:: YOUR GOAL ::
Repeat each line exactly, leaving nothing out.

:: RECORDS FOR THIS EXERCISE ::
★ ★ ★ ★
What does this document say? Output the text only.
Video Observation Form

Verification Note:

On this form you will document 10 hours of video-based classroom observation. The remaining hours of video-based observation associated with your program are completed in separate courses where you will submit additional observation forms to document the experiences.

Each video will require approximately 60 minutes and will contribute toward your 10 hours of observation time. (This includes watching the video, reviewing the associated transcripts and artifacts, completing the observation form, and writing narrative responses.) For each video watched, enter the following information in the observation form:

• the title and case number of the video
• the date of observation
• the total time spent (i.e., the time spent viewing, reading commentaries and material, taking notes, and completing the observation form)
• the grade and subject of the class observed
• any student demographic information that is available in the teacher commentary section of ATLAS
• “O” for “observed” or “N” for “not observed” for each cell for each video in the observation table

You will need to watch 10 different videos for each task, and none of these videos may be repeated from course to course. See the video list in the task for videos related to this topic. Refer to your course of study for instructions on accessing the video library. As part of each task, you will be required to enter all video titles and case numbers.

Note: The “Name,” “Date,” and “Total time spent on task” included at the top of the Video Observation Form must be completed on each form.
★ ★ ★ ★
:: PROBLEM SOLUTION ::
What does this document say? Output the text only.
Video Observation Form

Verification Note:

On this form you will document 10 hours of video-based classroom observation. The remaining hours of video-based observation associated with your program are completed in separate courses where you will submit additional observation forms to document the experiences.

Each video will require approximately 60 minutes and will contribute toward your 10 hours of observation time. (This includes watching the video, reviewing the associated transcripts and artifacts, completing the observation form, and writing narrative responses.) For each video watched, enter the following information in the observation form:

• the title and case number of the video
• the date of observation
• the total time spent (i.e., the time spent viewing, reading commentaries and material, taking notes, and completing the observation form)
• the grade and subject of the class observed
• any student demographic information that is available in the teacher commentary section of ATLAS
• “O” for “observed” or “N” for “not observed” for each cell for each video in the observation table

You will need to watch 10 different videos for each task, and none of these videos may be repeated from course to course. See the video list in the task for videos related to this topic. Refer to your course of study for instructions on accessing the video library. As part of each task, you will be required to enter all video titles and case numbers.

Note: The “Name,” “Date,” and “Total time spent on task” included at the top of the Video Observation Form must be completed on each form.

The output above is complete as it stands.